Task requirements — Please pull out every line that includes the string "arrow".

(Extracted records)
— START —
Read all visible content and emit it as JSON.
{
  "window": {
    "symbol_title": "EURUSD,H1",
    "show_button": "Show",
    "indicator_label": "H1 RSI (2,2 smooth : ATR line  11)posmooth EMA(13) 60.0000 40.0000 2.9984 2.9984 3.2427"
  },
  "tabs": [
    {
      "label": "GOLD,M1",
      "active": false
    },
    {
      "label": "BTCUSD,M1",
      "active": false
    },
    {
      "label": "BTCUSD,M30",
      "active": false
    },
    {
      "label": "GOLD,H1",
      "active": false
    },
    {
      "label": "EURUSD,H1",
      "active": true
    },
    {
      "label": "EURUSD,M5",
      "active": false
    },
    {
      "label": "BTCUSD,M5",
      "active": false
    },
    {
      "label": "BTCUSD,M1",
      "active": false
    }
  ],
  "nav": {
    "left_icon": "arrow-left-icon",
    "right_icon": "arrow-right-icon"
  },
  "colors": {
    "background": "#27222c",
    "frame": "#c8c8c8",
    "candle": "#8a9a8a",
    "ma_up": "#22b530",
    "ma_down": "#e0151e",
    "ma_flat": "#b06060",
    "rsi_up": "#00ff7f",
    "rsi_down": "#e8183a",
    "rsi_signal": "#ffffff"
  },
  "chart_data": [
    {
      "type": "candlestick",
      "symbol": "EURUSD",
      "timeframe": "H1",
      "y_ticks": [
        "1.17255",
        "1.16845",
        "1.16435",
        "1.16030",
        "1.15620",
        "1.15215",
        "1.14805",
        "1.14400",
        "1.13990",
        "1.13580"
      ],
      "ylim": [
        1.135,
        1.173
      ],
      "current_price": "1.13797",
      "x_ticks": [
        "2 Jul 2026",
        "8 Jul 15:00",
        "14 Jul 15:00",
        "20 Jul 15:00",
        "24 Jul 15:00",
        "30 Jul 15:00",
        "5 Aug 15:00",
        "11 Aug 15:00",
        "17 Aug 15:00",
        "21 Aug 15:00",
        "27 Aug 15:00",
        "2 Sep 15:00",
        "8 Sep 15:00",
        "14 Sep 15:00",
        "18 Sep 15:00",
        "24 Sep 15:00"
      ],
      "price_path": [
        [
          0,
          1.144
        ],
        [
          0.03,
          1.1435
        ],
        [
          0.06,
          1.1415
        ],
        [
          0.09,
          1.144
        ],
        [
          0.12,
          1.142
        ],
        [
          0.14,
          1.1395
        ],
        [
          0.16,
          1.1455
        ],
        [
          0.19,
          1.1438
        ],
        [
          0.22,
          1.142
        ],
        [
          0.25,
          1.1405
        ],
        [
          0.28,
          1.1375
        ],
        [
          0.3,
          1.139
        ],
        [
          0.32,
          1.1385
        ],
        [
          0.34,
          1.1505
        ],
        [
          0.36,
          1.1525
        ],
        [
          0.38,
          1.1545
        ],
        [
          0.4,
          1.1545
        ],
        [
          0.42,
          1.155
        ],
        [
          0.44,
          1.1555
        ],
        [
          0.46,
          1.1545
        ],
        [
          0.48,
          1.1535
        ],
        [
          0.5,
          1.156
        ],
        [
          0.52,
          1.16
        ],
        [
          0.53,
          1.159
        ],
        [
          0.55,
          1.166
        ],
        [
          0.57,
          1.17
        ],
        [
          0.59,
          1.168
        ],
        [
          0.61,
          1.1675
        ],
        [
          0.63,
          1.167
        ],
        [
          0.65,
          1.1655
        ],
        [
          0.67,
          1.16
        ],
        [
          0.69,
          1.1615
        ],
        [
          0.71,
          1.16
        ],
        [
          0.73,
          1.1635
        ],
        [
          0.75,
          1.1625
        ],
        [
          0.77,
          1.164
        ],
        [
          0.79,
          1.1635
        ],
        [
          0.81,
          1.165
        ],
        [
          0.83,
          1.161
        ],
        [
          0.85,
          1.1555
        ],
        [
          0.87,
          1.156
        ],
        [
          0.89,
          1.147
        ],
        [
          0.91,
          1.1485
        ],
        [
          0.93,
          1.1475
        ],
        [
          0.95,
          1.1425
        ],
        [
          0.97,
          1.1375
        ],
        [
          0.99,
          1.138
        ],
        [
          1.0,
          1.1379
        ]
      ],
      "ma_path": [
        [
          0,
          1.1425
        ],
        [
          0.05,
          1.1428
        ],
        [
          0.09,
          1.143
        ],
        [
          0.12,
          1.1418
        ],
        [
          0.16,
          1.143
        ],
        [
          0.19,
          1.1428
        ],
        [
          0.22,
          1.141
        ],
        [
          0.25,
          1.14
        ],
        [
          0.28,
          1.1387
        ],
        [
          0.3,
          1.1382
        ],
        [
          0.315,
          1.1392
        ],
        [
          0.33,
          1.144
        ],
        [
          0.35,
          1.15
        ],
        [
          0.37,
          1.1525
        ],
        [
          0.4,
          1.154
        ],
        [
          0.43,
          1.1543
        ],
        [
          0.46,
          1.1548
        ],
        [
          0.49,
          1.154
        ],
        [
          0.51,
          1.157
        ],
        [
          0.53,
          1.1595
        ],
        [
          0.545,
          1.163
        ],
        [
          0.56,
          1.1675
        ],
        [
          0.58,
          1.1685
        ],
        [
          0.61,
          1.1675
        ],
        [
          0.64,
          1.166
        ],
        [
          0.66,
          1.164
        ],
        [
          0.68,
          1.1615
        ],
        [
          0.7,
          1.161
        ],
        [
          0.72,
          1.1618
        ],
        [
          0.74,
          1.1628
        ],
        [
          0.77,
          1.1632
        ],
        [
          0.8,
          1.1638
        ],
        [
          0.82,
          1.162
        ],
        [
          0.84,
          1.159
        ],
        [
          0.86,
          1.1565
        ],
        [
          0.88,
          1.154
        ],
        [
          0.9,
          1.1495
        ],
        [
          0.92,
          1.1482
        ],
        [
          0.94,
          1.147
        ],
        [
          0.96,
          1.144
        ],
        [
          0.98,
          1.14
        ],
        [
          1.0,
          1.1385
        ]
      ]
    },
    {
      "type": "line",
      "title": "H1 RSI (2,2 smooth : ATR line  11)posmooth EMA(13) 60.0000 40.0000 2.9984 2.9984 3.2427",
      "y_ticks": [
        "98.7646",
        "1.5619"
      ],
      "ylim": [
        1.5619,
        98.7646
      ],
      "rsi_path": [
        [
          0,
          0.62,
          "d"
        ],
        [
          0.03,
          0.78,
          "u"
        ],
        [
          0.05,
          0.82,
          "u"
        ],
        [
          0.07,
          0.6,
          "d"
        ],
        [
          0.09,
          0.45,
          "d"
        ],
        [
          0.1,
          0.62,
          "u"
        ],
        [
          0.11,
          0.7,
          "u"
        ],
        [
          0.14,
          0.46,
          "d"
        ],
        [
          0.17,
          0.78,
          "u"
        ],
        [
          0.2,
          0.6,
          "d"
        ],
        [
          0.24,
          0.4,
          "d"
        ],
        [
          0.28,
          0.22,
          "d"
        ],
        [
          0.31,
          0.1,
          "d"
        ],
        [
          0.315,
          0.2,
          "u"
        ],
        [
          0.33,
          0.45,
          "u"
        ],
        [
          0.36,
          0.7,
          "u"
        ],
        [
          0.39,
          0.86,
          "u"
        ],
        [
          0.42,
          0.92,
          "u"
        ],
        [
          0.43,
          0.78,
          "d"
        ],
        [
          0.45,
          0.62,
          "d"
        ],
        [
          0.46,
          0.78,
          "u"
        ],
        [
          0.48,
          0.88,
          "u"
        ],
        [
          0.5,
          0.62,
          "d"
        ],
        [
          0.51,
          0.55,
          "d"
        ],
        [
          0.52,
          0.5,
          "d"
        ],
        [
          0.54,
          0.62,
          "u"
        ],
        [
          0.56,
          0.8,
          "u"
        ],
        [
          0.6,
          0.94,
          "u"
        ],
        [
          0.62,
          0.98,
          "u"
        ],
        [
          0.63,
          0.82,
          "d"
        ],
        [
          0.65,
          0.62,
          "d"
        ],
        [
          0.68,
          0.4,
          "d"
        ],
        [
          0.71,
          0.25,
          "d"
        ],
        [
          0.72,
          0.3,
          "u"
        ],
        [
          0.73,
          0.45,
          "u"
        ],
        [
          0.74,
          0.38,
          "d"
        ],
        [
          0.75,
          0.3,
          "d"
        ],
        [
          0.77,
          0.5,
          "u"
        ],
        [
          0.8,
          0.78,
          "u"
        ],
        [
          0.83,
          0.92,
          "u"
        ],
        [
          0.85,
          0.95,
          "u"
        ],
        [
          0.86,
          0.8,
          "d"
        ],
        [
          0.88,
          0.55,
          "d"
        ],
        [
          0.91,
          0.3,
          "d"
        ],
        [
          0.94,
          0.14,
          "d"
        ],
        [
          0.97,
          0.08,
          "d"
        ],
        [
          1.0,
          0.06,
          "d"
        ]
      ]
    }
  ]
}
— END —
Output for this exercise —
    "left_icon": "arrow-left-icon",
    "right_icon": "arrow-right-icon"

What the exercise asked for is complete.